§ Entries provided:
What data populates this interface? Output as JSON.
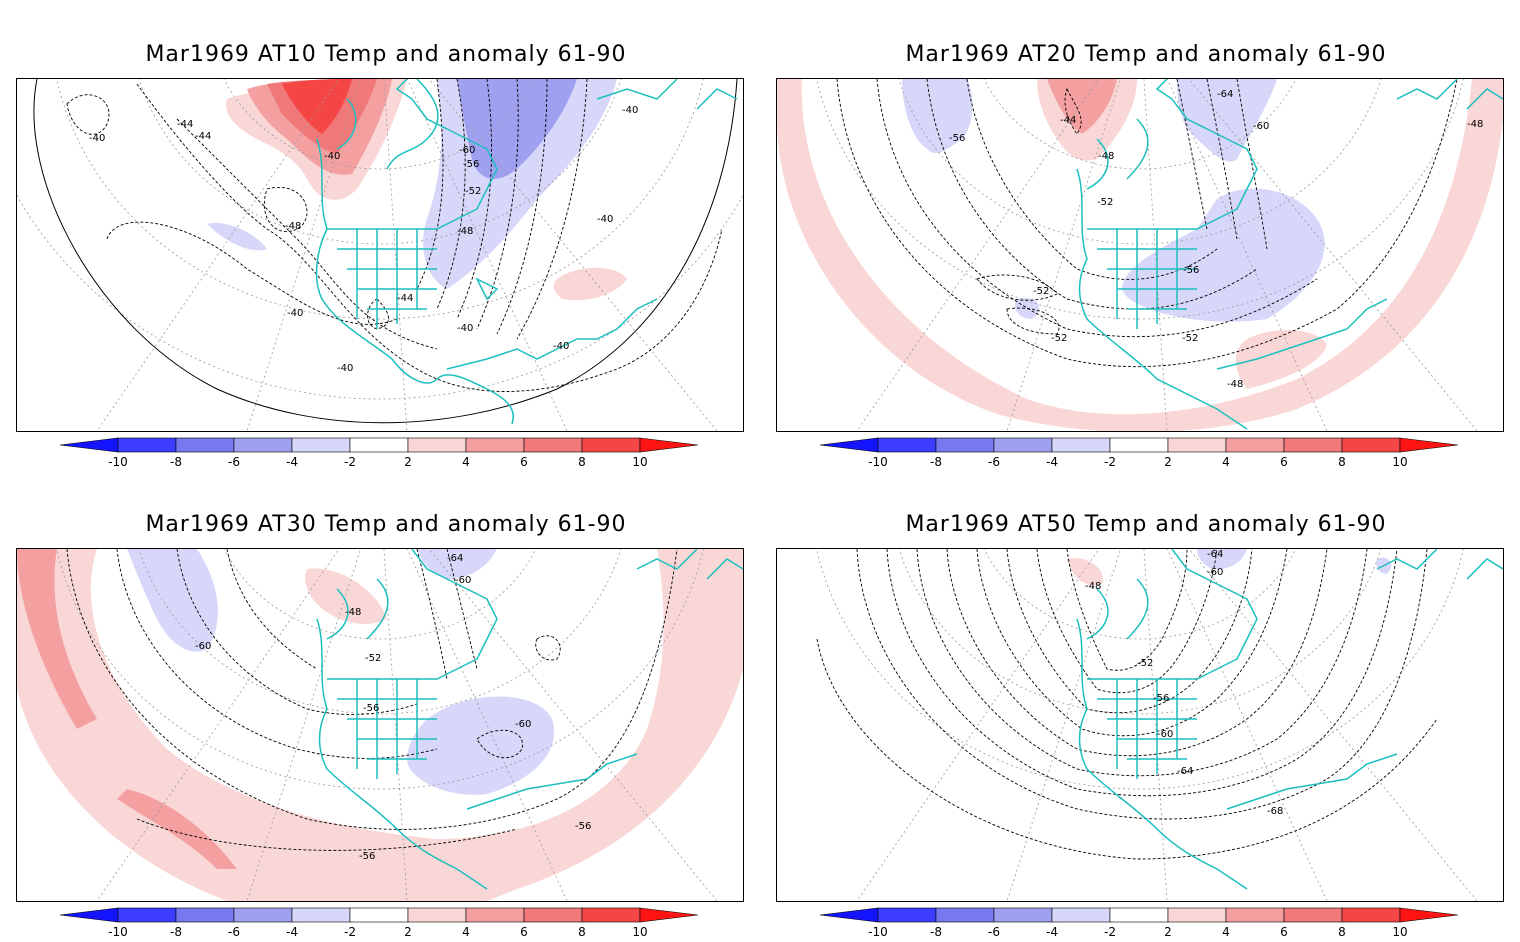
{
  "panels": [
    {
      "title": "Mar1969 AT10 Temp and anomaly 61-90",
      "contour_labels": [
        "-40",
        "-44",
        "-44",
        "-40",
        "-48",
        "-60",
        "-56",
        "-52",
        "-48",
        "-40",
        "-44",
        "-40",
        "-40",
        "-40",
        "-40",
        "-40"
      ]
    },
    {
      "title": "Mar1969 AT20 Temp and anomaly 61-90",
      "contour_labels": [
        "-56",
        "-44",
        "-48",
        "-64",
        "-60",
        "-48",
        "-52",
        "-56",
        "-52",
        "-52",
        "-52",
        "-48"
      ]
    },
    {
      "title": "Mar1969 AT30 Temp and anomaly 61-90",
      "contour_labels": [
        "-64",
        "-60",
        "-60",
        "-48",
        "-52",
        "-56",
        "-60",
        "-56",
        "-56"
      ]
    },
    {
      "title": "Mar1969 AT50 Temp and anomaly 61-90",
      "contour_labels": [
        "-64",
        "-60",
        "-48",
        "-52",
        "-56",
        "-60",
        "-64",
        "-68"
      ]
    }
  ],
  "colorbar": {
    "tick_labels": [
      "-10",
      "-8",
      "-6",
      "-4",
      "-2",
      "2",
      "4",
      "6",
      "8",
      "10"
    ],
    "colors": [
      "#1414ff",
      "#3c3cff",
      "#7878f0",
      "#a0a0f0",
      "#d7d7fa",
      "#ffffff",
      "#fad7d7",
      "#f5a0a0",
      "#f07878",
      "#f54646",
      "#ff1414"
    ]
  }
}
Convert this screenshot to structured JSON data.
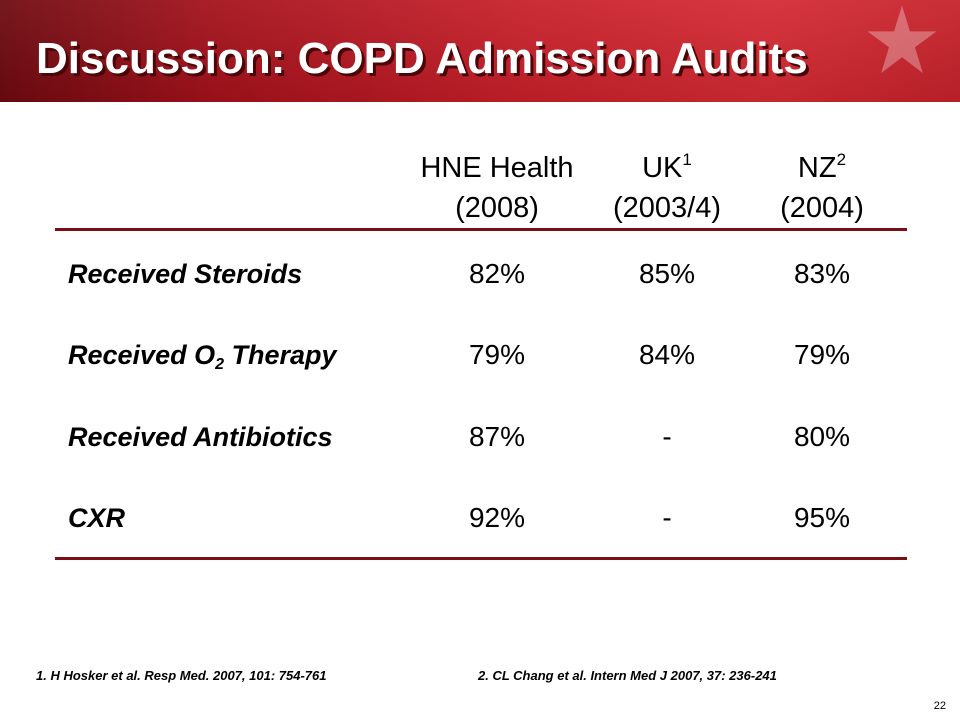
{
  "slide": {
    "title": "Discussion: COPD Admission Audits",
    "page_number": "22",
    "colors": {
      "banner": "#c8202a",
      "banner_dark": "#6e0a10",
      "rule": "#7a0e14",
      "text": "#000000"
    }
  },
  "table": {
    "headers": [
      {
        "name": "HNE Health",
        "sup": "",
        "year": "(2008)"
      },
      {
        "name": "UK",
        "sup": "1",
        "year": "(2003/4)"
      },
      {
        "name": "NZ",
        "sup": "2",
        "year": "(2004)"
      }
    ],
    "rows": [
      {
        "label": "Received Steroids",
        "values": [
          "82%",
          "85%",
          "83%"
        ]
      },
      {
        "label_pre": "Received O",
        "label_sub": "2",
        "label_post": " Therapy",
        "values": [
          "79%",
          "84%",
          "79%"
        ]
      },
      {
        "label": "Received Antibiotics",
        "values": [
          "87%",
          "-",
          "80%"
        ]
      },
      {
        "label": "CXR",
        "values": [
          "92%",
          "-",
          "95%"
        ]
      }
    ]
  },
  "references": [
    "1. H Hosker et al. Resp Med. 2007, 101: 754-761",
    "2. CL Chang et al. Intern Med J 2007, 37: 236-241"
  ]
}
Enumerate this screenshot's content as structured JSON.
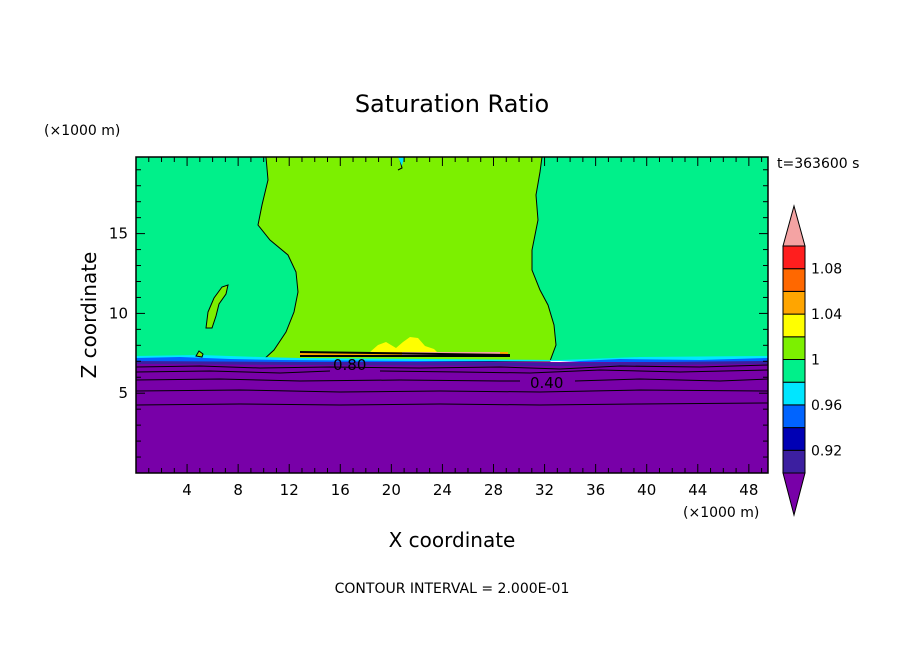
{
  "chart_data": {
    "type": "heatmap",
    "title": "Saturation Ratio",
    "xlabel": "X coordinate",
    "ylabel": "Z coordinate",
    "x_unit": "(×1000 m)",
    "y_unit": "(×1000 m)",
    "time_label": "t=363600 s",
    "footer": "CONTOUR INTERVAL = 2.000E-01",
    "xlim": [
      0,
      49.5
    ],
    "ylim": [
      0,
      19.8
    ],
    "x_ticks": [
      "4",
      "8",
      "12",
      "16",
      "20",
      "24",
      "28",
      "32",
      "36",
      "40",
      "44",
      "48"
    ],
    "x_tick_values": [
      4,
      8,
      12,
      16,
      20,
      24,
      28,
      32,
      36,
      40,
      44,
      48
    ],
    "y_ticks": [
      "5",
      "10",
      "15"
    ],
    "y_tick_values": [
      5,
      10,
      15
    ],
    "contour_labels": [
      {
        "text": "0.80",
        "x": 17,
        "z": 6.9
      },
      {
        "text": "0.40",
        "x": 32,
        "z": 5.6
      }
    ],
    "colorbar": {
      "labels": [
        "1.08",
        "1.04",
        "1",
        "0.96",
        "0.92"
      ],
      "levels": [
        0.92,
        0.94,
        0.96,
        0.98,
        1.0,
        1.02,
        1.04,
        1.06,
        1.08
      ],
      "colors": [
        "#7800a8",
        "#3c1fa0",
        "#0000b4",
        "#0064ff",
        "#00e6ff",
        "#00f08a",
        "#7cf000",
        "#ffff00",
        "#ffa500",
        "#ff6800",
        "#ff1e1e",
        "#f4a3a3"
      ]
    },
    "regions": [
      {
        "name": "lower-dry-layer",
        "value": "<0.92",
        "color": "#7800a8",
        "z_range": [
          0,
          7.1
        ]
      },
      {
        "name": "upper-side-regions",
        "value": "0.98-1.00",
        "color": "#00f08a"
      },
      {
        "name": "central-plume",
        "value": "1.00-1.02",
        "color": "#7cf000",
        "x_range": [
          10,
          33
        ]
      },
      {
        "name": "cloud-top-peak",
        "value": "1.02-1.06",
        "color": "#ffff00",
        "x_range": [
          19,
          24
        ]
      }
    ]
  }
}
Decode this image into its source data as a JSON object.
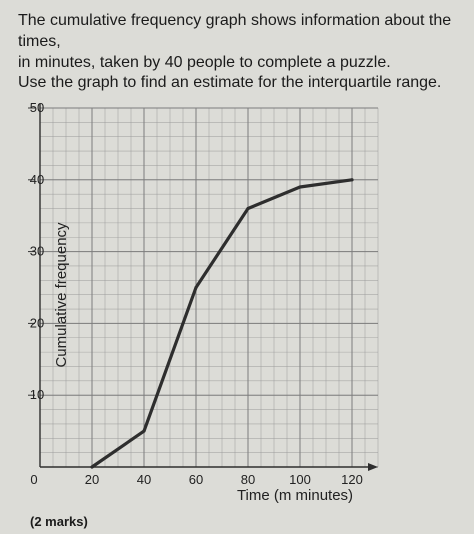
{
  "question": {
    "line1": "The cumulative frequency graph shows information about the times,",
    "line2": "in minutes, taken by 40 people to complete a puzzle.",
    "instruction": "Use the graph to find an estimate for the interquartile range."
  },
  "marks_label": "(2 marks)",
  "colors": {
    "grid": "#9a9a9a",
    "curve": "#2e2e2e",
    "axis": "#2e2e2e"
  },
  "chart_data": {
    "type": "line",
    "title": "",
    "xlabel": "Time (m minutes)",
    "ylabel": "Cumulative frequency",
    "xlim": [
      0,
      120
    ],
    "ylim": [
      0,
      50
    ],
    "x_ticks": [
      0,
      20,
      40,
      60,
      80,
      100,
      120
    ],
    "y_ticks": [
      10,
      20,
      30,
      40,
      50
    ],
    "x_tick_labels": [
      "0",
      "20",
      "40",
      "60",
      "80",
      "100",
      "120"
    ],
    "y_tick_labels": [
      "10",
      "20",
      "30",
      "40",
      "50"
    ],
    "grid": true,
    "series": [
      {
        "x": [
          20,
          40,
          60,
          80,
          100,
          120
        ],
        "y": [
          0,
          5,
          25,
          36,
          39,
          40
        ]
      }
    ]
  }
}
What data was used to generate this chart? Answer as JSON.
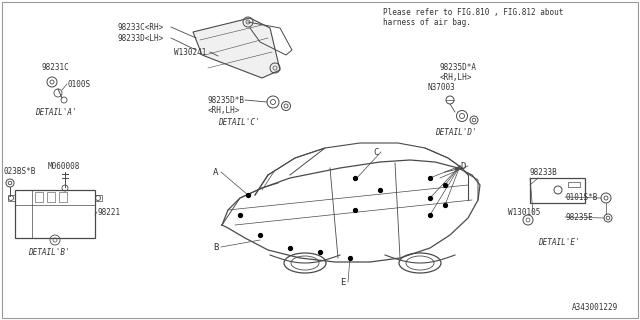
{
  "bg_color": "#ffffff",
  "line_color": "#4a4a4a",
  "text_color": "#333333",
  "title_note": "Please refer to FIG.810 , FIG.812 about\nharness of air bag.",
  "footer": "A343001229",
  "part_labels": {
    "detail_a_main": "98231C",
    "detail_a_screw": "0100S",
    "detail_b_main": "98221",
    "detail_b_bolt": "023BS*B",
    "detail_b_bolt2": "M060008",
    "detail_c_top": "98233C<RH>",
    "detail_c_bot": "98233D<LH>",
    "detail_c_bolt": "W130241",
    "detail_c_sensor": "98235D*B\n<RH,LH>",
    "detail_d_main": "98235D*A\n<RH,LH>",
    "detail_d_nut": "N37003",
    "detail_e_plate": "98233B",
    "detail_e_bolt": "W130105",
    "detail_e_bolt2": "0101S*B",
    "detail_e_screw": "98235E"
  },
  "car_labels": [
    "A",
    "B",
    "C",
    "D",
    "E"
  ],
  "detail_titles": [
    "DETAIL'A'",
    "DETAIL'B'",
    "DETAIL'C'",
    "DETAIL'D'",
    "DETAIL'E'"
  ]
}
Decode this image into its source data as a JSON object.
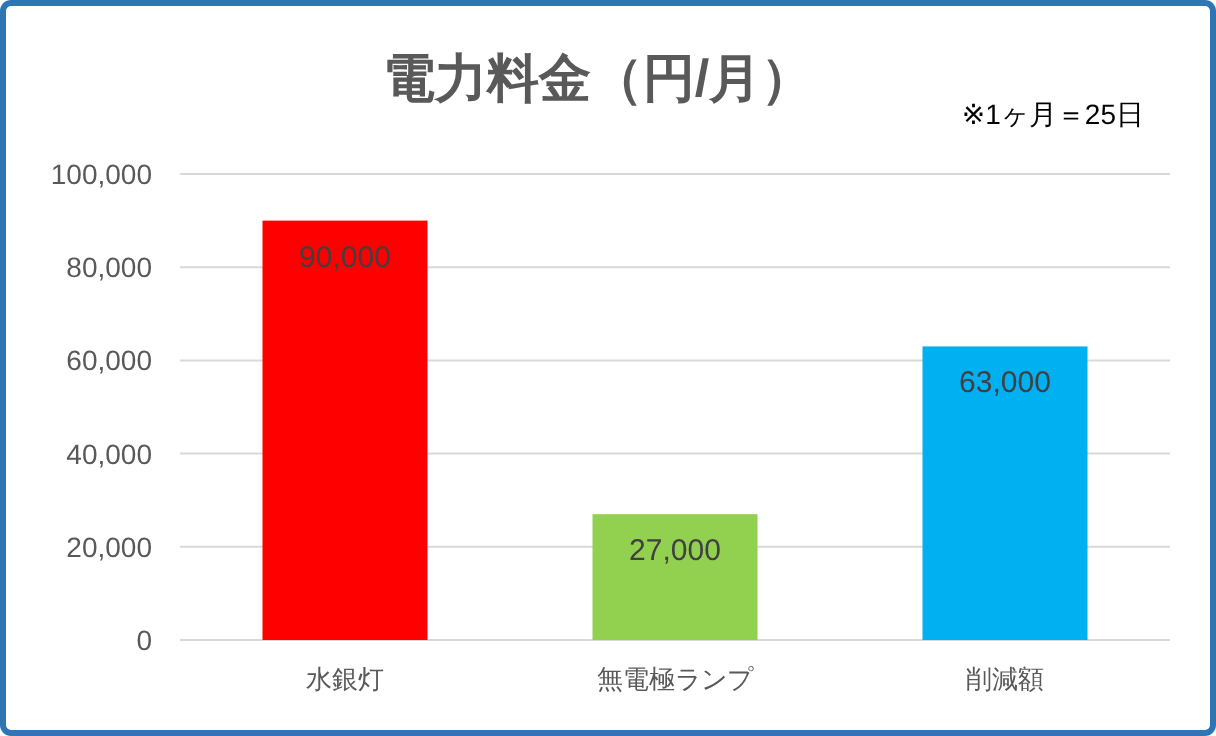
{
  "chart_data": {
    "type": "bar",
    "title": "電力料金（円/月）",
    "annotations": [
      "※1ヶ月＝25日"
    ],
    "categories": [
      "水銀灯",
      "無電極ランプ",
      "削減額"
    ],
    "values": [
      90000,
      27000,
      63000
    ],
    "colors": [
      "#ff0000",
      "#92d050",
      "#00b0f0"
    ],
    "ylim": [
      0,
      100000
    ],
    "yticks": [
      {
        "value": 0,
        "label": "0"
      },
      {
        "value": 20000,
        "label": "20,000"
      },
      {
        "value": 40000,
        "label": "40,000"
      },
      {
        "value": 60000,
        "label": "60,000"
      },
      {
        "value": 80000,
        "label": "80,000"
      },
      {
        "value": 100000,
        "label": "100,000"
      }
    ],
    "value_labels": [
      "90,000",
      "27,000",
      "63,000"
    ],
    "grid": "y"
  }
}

§ What the task requires:
In the entries above, count every line containing the word "xlabel". Write only the total.

§ Expected answer:
2